### To be done
1. Reproduce the stretch of the m4 file header from "2023/day15.eli5m4" through "ge, from 1977.".
2. According to the m4 file header, why is m4 still a major player in building a Linux distro?

### Excerpted text
####
2023/day15.eli5m4

   1 dnl -*- m4 -*-
   2 dnl This is my attempt to let you peer in on the internal workings of
   3 dnl my golfed O(n^4) m4 solution for day 15.
   4 dnl Name your input file "I" (as in the Roman numeral one), or pass
   5 dnl the "-DI=path/to/yourinput" command line argument to m4.
   6 dnl
   7 dnl First things first: m4 is a macro processing language, from 1977.
   8 dnl It is still a major player in building a Linux distro (any software
   9 dnl that provides a configure script from Autoconf or which describes
  10 dnl its own parse grammar using Bison used m4 under the hood on the
  11 dnl developer's machine), but few people code natively in m4 these days.
  12 dnl See https://pubs.opengroup.org/onlinepubs/9699919799/utilities/m4.html
  13 dnl for the POSIX requirements on what an m4 implementation must
  14 dnl provide; this particular solution does not require any extensions,
  15 dnl although I only tested with GNU m4 1.4.19.
####
### Records supplied

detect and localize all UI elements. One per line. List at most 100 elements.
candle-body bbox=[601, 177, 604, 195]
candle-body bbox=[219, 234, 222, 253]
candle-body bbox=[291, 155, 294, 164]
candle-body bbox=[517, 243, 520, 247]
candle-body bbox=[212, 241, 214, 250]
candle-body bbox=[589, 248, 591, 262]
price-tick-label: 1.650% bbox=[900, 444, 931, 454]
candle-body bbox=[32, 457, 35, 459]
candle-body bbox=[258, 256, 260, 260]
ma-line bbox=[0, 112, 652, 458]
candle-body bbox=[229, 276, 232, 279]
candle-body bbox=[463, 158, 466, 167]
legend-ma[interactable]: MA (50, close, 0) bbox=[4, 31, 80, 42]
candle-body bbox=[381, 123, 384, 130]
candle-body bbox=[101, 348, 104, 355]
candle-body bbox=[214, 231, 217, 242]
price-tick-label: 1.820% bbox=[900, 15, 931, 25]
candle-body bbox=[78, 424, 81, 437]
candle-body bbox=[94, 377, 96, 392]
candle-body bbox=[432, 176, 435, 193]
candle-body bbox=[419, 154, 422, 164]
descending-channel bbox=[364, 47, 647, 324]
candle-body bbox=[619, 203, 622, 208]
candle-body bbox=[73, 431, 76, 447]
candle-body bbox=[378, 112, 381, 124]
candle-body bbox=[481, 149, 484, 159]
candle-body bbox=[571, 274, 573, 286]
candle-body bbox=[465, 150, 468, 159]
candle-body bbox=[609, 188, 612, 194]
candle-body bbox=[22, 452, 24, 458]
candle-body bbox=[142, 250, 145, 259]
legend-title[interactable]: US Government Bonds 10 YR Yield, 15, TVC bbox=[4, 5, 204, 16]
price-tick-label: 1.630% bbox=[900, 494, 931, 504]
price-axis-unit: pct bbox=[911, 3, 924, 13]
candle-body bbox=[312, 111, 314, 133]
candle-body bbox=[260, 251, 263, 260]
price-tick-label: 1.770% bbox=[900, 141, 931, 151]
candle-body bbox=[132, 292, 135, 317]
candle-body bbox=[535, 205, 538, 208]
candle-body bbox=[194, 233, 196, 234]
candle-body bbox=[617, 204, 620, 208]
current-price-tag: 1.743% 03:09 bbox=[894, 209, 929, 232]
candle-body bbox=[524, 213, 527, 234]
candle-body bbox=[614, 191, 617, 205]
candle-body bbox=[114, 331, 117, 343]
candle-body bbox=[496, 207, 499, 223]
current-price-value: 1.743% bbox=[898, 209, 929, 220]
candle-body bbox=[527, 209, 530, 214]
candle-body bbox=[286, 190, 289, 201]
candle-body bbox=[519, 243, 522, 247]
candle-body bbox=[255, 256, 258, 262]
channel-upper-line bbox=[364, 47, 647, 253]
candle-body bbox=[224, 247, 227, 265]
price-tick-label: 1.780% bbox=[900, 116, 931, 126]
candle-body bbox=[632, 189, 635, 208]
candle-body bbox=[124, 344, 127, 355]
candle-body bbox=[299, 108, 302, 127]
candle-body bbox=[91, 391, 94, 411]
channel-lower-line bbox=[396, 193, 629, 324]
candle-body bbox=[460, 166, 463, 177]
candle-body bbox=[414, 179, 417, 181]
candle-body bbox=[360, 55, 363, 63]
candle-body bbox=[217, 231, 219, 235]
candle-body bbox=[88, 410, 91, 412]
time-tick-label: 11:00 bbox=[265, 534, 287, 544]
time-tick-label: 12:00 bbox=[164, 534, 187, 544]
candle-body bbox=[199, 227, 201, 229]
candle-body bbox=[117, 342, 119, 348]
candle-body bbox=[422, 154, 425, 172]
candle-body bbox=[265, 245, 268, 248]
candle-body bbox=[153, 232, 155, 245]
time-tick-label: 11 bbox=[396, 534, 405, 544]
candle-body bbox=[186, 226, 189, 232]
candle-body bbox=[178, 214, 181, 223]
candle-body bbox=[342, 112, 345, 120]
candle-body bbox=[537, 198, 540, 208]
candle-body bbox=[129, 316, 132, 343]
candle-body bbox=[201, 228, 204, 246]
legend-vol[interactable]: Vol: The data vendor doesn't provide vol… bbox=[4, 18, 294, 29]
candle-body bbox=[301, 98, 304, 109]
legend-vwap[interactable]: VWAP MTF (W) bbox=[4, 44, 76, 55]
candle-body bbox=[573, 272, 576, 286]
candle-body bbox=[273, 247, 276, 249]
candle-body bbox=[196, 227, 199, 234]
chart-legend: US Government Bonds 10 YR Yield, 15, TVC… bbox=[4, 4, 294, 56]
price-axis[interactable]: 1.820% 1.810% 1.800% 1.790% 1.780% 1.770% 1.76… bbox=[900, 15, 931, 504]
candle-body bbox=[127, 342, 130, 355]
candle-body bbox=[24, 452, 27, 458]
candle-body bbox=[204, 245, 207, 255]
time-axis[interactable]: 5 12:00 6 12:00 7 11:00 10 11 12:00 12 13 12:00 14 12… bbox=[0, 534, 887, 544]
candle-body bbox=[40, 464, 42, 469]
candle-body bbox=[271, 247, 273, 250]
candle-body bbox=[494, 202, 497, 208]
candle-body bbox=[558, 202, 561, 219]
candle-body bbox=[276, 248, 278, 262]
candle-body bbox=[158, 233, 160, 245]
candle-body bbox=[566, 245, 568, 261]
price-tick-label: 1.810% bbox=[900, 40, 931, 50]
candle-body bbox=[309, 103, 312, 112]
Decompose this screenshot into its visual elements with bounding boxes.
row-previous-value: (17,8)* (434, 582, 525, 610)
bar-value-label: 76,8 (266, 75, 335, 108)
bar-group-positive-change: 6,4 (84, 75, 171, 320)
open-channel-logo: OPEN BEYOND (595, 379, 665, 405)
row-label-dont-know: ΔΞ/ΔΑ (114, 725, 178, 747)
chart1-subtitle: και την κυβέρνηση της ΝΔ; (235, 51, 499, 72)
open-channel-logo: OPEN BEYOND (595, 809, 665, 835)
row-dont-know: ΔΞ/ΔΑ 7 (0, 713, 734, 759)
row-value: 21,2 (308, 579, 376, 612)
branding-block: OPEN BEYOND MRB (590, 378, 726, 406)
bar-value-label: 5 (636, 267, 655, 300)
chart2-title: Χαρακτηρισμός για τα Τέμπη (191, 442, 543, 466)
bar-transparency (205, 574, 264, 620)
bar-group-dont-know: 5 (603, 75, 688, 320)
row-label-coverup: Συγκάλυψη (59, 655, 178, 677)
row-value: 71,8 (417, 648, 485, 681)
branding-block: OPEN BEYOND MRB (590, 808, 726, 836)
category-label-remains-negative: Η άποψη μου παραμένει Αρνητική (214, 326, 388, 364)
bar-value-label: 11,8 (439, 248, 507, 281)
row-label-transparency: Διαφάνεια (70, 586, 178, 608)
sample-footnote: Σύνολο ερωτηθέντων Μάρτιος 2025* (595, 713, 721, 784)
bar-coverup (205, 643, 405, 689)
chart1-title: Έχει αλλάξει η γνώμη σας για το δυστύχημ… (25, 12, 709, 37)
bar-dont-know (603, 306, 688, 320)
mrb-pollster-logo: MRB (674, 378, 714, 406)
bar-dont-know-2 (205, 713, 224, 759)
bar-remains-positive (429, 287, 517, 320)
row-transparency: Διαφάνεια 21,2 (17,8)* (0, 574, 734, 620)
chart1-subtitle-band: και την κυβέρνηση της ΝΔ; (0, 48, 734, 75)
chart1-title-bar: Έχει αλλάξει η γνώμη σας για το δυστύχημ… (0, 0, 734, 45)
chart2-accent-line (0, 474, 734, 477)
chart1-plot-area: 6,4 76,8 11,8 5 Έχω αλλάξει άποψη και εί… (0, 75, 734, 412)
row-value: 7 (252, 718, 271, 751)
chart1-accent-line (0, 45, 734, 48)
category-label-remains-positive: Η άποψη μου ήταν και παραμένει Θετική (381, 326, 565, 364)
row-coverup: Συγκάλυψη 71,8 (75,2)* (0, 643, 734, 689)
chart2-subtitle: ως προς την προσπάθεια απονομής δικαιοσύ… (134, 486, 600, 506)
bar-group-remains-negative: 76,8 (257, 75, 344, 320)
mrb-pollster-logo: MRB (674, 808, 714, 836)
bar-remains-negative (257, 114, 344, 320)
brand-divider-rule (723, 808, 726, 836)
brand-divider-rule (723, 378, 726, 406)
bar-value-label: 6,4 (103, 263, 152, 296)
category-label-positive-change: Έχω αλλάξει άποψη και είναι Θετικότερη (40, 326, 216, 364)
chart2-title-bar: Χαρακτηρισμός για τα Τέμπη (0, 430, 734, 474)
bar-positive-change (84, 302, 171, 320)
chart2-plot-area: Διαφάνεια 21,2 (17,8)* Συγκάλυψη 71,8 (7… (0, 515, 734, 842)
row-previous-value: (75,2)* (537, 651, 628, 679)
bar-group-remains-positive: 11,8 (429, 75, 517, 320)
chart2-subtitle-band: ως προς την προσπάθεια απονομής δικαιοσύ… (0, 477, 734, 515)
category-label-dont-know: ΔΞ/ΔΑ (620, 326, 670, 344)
####
### Exercise responses
1.
2023/day15.eli5m4

   1 dnl -*- m4 -*-
   2 dnl This is my attempt to let you peer in on the internal workings of
   3 dnl my golfed O(n^4) m4 solution for day 15.
   4 dnl Name your input file "I" (as in the Roman numeral one), or pass
   5 dnl the "-DI=path/to/yourinput" command line argument to m4.
   6 dnl
   7 dnl First things first: m4 is a macro processing language, from 1977.

2. Any software that provides a configure script from Autoconf, or that describes its own parse grammar using Bison, used m4 under the hood on the developer's machine. This holds even though few people code natively in m4 these days.